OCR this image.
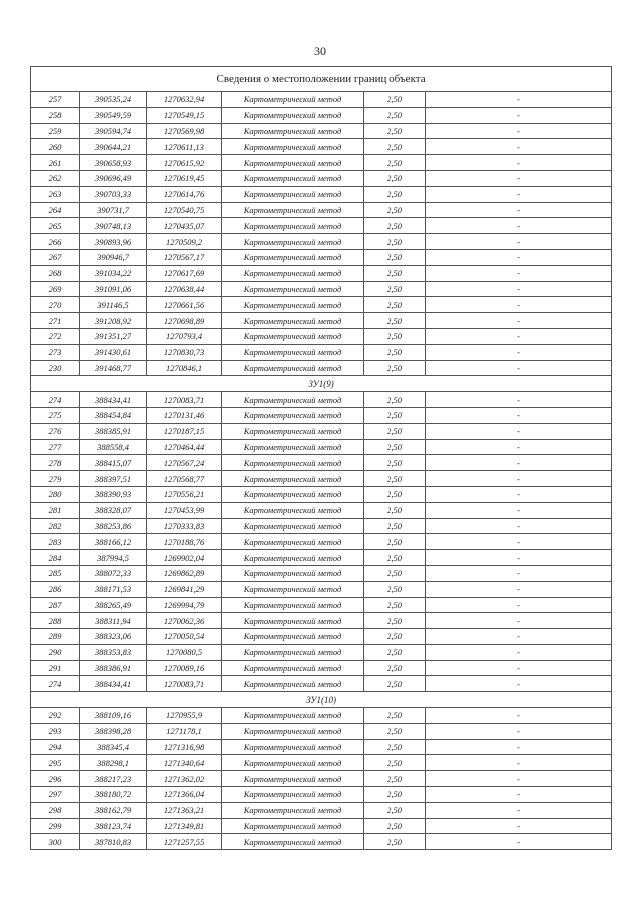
30
Сведения о местоположении границ объекта					
257	390535,24	1270632,94	Картометрический метод	2,50	-
258	390549,59	1270549,15	Картометрический метод	2,50	-
259	390594,74	1270569,98	Картометрический метод	2,50	-
260	390644,21	1270611,13	Картометрический метод	2,50	-
261	390658,93	1270615,92	Картометрический метод	2,50	-
262	390696,49	1270619,45	Картометрический метод	2,50	-
263	390703,33	1270614,76	Картометрический метод	2,50	-
264	390731,7	1270540,75	Картометрический метод	2,50	-
265	390748,13	1270435,07	Картометрический метод	2,50	-
266	390893,96	1270509,2	Картометрический метод	2,50	-
267	390946,7	1270567,17	Картометрический метод	2,50	-
268	391034,22	1270617,69	Картометрический метод	2,50	-
269	391091,06	1270638,44	Картометрический метод	2,50	-
270	391146,5	1270661,56	Картометрический метод	2,50	-
271	391208,92	1270698,89	Картометрический метод	2,50	-
272	391351,27	1270793,4	Картометрический метод	2,50	-
273	391430,61	1270830,73	Картометрический метод	2,50	-
230	391468,77	1270846,1	Картометрический метод	2,50	-
ЗУ1(9)					
274	388434,41	1270083,71	Картометрический метод	2,50	-
275	388454,84	1270131,46	Картометрический метод	2,50	-
276	388385,91	1270187,15	Картометрический метод	2,50	-
277	388558,4	1270464,44	Картометрический метод	2,50	-
278	388415,07	1270567,24	Картометрический метод	2,50	-
279	388397,51	1270568,77	Картометрический метод	2,50	-
280	388390,93	1270556,21	Картометрический метод	2,50	-
281	388328,07	1270453,99	Картометрический метод	2,50	-
282	388253,86	1270333,83	Картометрический метод	2,50	-
283	388166,12	1270188,76	Картометрический метод	2,50	-
284	387994,5	1269902,04	Картометрический метод	2,50	-
285	388072,33	1269862,89	Картометрический метод	2,50	-
286	388171,53	1269841,29	Картометрический метод	2,50	-
287	388265,49	1269994,79	Картометрический метод	2,50	-
288	388311,94	1270062,36	Картометрический метод	2,50	-
289	388323,06	1270050,54	Картометрический метод	2,50	-
290	388353,83	1270080,5	Картометрический метод	2,50	-
291	388386,91	1270089,16	Картометрический метод	2,50	-
274	388434,41	1270083,71	Картометрический метод	2,50	-
ЗУ1(10)					
292	388109,16	1270955,9	Картометрический метод	2,50	-
293	388398,28	1271178,1	Картометрический метод	2,50	-
294	388345,4	1271316,98	Картометрический метод	2,50	-
295	388298,1	1271340,64	Картометрический метод	2,50	-
296	388217,23	1271362,02	Картометрический метод	2,50	-
297	388180,72	1271366,04	Картометрический метод	2,50	-
298	388162,79	1271363,21	Картометрический метод	2,50	-
299	388123,74	1271349,81	Картометрический метод	2,50	-
300	387810,83	1271257,55	Картометрический метод	2,50	-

^^^^^^^^^^^^^^^^

* [PROBLEM STATEMENT]:
Except for the pictures, reproduce every line exactly.

* [COMPLETED EXERCISE]:
OCR this image.
30
Сведения о местоположении границ объекта					
257	390535,24	1270632,94	Картометрический метод	2,50	-
258	390549,59	1270549,15	Картометрический метод	2,50	-
259	390594,74	1270569,98	Картометрический метод	2,50	-
260	390644,21	1270611,13	Картометрический метод	2,50	-
261	390658,93	1270615,92	Картометрический метод	2,50	-
262	390696,49	1270619,45	Картометрический метод	2,50	-
263	390703,33	1270614,76	Картометрический метод	2,50	-
264	390731,7	1270540,75	Картометрический метод	2,50	-
265	390748,13	1270435,07	Картометрический метод	2,50	-
266	390893,96	1270509,2	Картометрический метод	2,50	-
267	390946,7	1270567,17	Картометрический метод	2,50	-
268	391034,22	1270617,69	Картометрический метод	2,50	-
269	391091,06	1270638,44	Картометрический метод	2,50	-
270	391146,5	1270661,56	Картометрический метод	2,50	-
271	391208,92	1270698,89	Картометрический метод	2,50	-
272	391351,27	1270793,4	Картометрический метод	2,50	-
273	391430,61	1270830,73	Картометрический метод	2,50	-
230	391468,77	1270846,1	Картометрический метод	2,50	-
ЗУ1(9)					
274	388434,41	1270083,71	Картометрический метод	2,50	-
275	388454,84	1270131,46	Картометрический метод	2,50	-
276	388385,91	1270187,15	Картометрический метод	2,50	-
277	388558,4	1270464,44	Картометрический метод	2,50	-
278	388415,07	1270567,24	Картометрический метод	2,50	-
279	388397,51	1270568,77	Картометрический метод	2,50	-
280	388390,93	1270556,21	Картометрический метод	2,50	-
281	388328,07	1270453,99	Картометрический метод	2,50	-
282	388253,86	1270333,83	Картометрический метод	2,50	-
283	388166,12	1270188,76	Картометрический метод	2,50	-
284	387994,5	1269902,04	Картометрический метод	2,50	-
285	388072,33	1269862,89	Картометрический метод	2,50	-
286	388171,53	1269841,29	Картометрический метод	2,50	-
287	388265,49	1269994,79	Картометрический метод	2,50	-
288	388311,94	1270062,36	Картометрический метод	2,50	-
289	388323,06	1270050,54	Картометрический метод	2,50	-
290	388353,83	1270080,5	Картометрический метод	2,50	-
291	388386,91	1270089,16	Картометрический метод	2,50	-
274	388434,41	1270083,71	Картометрический метод	2,50	-
ЗУ1(10)					
292	388109,16	1270955,9	Картометрический метод	2,50	-
293	388398,28	1271178,1	Картометрический метод	2,50	-
294	388345,4	1271316,98	Картометрический метод	2,50	-
295	388298,1	1271340,64	Картометрический метод	2,50	-
296	388217,23	1271362,02	Картометрический метод	2,50	-
297	388180,72	1271366,04	Картометрический метод	2,50	-
298	388162,79	1271363,21	Картометрический метод	2,50	-
299	388123,74	1271349,81	Картометрический метод	2,50	-
300	387810,83	1271257,55	Картометрический метод	2,50	-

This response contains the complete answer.